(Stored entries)
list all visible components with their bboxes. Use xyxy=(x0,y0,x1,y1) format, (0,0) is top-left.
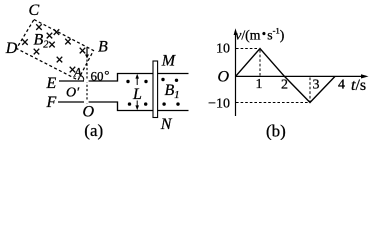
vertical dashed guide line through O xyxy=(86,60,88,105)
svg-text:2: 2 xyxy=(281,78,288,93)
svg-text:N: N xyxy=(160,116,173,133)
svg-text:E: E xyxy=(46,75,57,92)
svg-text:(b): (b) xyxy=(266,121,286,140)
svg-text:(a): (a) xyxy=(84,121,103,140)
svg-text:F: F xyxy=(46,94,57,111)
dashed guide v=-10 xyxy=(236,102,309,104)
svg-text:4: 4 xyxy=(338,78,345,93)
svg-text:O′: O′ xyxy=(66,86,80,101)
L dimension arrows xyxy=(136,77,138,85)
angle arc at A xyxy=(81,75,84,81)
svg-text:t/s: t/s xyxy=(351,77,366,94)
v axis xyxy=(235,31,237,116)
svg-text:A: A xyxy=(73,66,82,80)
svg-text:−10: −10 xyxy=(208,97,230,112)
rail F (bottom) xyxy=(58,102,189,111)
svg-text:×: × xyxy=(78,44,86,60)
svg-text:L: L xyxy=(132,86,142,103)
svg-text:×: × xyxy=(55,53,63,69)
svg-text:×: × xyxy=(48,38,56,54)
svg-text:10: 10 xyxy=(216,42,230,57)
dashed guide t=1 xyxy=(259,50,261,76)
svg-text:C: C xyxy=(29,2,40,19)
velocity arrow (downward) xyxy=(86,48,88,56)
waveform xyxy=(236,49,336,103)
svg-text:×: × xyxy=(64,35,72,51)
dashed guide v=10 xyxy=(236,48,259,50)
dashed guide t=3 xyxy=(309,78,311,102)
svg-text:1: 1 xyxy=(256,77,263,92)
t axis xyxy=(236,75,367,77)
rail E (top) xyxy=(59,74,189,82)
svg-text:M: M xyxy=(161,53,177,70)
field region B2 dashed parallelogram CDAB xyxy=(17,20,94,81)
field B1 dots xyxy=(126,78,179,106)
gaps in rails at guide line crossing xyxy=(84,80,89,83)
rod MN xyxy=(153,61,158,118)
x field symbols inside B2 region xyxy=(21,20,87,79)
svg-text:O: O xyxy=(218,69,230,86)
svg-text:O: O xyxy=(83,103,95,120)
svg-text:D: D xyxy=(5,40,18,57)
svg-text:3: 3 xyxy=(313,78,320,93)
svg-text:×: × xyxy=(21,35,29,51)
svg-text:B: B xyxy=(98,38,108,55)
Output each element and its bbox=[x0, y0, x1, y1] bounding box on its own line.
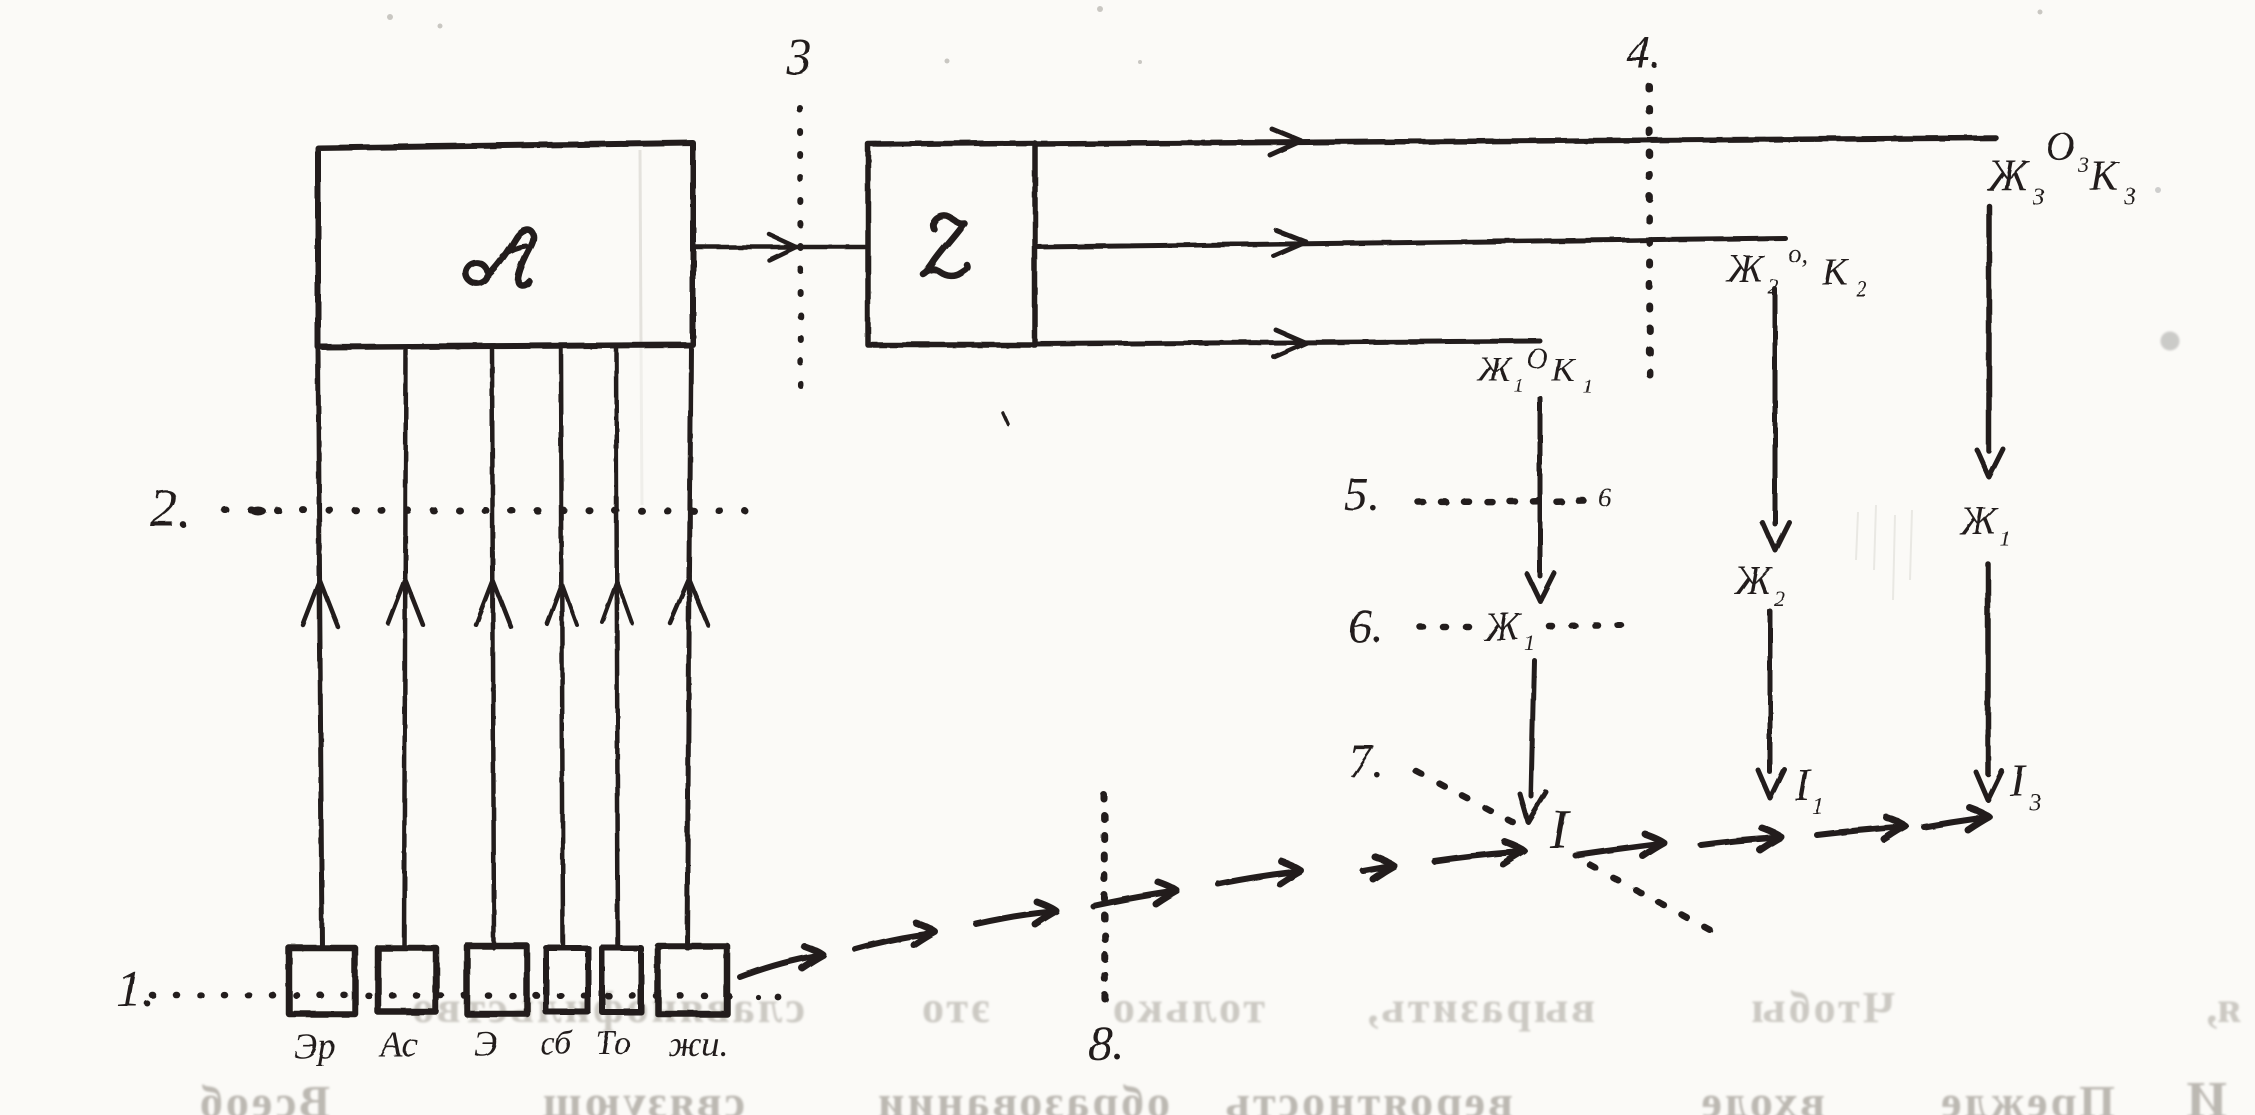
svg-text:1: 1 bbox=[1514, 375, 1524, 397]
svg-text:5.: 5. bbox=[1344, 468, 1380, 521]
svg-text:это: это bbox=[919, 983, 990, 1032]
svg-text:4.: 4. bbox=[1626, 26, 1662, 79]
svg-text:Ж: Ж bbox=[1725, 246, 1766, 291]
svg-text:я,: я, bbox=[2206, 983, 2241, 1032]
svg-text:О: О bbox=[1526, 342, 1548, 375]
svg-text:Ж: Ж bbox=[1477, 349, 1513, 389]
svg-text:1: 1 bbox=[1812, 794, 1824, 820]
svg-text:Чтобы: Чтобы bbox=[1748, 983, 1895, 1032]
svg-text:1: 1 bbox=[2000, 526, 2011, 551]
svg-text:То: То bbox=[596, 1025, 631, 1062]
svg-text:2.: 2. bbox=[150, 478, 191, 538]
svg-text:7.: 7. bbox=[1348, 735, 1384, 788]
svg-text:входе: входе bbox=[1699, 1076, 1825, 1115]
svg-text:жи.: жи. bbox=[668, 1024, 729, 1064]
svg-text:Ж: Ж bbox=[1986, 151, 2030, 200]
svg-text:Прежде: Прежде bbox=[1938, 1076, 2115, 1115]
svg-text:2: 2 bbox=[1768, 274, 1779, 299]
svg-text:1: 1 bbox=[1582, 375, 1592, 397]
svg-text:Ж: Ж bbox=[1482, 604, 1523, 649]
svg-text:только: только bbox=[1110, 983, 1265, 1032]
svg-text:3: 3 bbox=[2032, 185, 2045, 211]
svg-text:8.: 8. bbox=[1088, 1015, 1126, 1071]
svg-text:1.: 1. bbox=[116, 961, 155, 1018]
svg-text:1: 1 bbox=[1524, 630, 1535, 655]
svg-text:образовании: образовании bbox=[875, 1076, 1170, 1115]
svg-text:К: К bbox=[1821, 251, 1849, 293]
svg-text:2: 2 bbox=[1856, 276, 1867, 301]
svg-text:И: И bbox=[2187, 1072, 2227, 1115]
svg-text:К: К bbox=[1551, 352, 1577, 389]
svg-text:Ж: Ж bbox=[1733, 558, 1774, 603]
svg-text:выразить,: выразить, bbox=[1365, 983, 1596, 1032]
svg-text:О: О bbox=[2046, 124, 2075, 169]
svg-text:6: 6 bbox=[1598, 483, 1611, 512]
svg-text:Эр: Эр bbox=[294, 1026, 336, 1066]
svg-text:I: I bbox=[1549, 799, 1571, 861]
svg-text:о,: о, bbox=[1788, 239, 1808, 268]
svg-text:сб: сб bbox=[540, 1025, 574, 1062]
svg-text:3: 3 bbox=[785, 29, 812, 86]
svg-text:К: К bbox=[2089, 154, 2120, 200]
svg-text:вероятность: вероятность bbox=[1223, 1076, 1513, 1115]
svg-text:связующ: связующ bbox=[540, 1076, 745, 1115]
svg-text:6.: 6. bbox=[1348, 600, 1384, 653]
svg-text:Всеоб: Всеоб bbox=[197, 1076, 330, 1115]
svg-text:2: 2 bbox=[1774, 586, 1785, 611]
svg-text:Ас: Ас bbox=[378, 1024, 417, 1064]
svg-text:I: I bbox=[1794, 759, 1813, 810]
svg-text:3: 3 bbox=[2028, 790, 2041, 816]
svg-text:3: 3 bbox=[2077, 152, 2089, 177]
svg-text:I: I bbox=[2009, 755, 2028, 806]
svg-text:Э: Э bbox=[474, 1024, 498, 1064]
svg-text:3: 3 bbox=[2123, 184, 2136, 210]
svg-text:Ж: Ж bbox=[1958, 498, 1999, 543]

=== SET PROBLEM ===
Copy the lines above verbatim, starting with the line containing "vertical dashed guide" and ending with the line containing "svg-text:M: M xyxy=(161,53,177,70)", both included.

=== RESPONSE FOR THIS EXERCISE ===
vertical dashed guide line through O xyxy=(86,60,88,105)
svg-text:2: 2 xyxy=(281,78,288,93)
svg-text:N: N xyxy=(160,116,173,133)
svg-text:E: E xyxy=(46,75,57,92)
svg-text:(b): (b) xyxy=(266,121,286,140)
svg-text:(a): (a) xyxy=(84,121,103,140)
svg-text:F: F xyxy=(46,94,57,111)
dashed guide v=-10 xyxy=(236,102,309,104)
svg-text:4: 4 xyxy=(338,78,345,93)
svg-text:O′: O′ xyxy=(66,86,80,101)
L dimension arrows xyxy=(136,77,138,85)
angle arc at A xyxy=(81,75,84,81)
svg-text:t/s: t/s xyxy=(351,77,366,94)
v axis xyxy=(235,31,237,116)
svg-text:A: A xyxy=(73,66,82,80)
svg-text:−10: −10 xyxy=(208,97,230,112)
rail F (bottom) xyxy=(58,102,189,111)
svg-text:×: × xyxy=(78,44,86,60)
svg-text:L: L xyxy=(132,86,142,103)
svg-text:×: × xyxy=(55,53,63,69)
svg-text:×: × xyxy=(48,38,56,54)
svg-text:10: 10 xyxy=(216,42,230,57)
dashed guide t=1 xyxy=(259,50,261,76)
svg-text:C: C xyxy=(29,2,40,19)
velocity arrow (downward) xyxy=(86,48,88,56)
waveform xyxy=(236,49,336,103)
svg-text:×: × xyxy=(64,35,72,51)
dashed guide v=10 xyxy=(236,48,259,50)
dashed guide t=3 xyxy=(309,78,311,102)
svg-text:1: 1 xyxy=(256,77,263,92)
t axis xyxy=(236,75,367,77)
rail E (top) xyxy=(59,74,189,82)
svg-text:M: M xyxy=(161,53,177,70)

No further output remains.